DOCUMENT SECTION:
KettrickenSmiled · 03/05/2022 08:29

Knittingchamp · 03/05/2022 07:32

He's not really a prince charming is he OP, he messages people saying his ex was more attractive than you. He's a complete idiot, doesn't value or respect you as he should and is still hung up on his ex. Meh to checking his phone - clearly your radar was going nuts - you've saved yourself a long time in a soul destroying relationship by reading what you did. It's your life but you are low balling yourself in a horrendous way if you choose to waste more time with this guy. You deserve someone who truly loves you and respects you, no less.

These are quite the contortions to go through, to put the man in the wrong here.

Is nobody allowed to speak subjective truth to a friend in a private chat?

It's been 6 months - a bit soon for petulant entitlement to deserve someone who truly loves you and respects you, no less.

This b/f has already spent some of those 6 months trying to understand OP's insecurity - has been quite understanding although he does also say he can’t keep constantly reassuring me, I understand this as I would feel exactly the same in his shoes and if I had a guy constantly being needy it would just push me away. -

& also told his friend that he's having an amazing time & is getting ready to make a commitment to her.

DATA TO EXAMINE:
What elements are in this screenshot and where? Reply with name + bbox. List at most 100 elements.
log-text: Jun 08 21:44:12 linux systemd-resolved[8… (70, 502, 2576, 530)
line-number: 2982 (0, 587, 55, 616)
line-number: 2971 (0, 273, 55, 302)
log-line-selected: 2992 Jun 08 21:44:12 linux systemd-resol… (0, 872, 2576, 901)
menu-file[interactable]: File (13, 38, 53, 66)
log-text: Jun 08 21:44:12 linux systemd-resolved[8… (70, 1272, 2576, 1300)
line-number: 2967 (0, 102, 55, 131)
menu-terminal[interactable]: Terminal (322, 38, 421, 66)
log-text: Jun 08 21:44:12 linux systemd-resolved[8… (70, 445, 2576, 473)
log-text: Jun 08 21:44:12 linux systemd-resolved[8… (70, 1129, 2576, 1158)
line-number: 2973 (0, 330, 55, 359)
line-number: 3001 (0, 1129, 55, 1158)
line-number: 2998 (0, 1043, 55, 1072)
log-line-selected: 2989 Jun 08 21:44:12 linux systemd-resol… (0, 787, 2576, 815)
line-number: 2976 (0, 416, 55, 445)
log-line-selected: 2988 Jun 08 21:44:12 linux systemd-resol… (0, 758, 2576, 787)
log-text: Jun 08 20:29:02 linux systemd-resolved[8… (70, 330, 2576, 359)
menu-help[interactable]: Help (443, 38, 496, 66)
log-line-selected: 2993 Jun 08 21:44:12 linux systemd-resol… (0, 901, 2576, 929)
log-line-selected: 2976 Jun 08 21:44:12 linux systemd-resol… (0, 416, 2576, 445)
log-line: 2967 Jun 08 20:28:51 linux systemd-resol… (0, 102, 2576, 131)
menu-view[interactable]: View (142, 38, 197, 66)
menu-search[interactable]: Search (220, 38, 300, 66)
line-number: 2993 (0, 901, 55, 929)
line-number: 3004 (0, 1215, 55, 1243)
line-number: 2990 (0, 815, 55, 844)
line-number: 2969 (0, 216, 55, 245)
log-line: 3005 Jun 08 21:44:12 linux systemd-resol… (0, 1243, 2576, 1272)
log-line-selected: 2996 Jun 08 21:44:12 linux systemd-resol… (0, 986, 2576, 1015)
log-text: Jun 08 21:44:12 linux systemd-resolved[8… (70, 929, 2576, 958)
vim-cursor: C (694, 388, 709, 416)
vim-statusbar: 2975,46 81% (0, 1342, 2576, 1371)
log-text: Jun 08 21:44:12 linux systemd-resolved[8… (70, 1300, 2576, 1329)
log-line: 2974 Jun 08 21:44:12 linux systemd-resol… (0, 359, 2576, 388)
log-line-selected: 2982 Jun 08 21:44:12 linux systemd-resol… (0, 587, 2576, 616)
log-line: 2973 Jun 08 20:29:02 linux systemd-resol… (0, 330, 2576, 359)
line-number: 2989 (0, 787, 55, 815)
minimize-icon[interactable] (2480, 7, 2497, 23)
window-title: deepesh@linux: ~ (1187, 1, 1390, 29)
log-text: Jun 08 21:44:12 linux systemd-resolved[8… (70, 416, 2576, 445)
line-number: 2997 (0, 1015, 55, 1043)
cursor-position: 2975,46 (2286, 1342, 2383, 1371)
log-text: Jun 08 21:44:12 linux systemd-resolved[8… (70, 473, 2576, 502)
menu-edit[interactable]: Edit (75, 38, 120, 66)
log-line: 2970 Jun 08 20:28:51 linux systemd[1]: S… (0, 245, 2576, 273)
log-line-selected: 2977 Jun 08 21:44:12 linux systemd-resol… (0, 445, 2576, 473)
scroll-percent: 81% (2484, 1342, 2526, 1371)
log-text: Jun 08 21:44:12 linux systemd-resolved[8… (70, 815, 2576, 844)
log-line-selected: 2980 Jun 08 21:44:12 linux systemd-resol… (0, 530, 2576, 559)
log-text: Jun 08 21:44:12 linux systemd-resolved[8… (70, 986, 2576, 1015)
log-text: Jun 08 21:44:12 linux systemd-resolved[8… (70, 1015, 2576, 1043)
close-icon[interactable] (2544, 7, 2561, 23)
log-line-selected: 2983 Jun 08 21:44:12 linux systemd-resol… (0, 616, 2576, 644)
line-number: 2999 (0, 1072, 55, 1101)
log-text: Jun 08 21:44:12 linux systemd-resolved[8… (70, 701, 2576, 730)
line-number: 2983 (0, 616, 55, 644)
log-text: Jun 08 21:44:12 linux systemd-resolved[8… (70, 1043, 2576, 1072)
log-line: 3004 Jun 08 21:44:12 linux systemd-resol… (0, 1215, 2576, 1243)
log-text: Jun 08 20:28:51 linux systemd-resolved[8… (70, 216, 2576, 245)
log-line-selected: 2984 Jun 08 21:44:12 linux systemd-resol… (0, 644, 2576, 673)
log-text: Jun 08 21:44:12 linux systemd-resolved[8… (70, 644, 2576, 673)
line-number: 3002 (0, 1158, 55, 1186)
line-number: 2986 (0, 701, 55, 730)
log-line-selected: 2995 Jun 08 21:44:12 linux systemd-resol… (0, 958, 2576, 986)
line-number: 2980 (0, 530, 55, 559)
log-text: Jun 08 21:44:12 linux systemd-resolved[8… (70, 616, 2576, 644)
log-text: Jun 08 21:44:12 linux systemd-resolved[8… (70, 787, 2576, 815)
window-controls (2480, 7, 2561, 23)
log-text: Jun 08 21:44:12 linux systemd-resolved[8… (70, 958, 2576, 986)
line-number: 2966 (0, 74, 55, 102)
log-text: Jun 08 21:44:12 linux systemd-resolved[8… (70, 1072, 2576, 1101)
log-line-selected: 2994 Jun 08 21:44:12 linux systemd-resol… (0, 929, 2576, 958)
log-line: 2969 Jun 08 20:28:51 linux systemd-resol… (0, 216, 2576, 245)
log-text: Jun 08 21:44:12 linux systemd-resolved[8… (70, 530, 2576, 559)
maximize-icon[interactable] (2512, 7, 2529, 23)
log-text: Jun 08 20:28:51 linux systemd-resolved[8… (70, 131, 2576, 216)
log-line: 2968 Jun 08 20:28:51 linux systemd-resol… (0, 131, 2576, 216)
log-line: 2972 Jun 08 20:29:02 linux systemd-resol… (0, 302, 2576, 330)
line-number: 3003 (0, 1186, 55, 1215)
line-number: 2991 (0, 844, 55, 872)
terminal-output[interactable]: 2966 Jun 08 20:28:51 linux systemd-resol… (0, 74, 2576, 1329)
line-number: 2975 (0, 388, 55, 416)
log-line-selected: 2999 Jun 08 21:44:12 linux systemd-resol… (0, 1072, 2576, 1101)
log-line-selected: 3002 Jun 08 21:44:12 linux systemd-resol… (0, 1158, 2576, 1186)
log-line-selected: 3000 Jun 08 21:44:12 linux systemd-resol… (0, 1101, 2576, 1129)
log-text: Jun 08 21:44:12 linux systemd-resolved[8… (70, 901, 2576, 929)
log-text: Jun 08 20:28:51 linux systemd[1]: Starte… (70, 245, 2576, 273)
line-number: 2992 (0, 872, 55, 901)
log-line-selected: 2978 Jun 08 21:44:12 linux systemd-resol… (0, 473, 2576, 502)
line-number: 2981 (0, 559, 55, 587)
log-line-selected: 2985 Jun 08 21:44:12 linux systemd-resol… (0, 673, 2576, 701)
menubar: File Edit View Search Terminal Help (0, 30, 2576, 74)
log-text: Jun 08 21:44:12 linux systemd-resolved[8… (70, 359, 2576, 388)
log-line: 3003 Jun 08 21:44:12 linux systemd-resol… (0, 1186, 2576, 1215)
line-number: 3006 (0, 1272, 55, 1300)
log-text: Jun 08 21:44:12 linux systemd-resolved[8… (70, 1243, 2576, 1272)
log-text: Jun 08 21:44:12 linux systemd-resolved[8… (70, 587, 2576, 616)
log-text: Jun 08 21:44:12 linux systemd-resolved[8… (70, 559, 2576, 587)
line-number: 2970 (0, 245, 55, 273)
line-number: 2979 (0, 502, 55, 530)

YOUR INSTRUCTIONS:
According to the reply to Knittingchamp in the forum post, why should the boyfriend not be put in the wrong? Answer in one to three sentences.

RESPONSE AREA:
The reply argues that a person should be allowed to speak subjective truth to a friend in a private chat, and that six months is too soon for the entitlement of deserving someone who truly loves and respects her. It adds that he has spent part of those months trying to understand OP's insecurity. He also told his friend he is having an amazing time and is getting ready to make a commitment to her.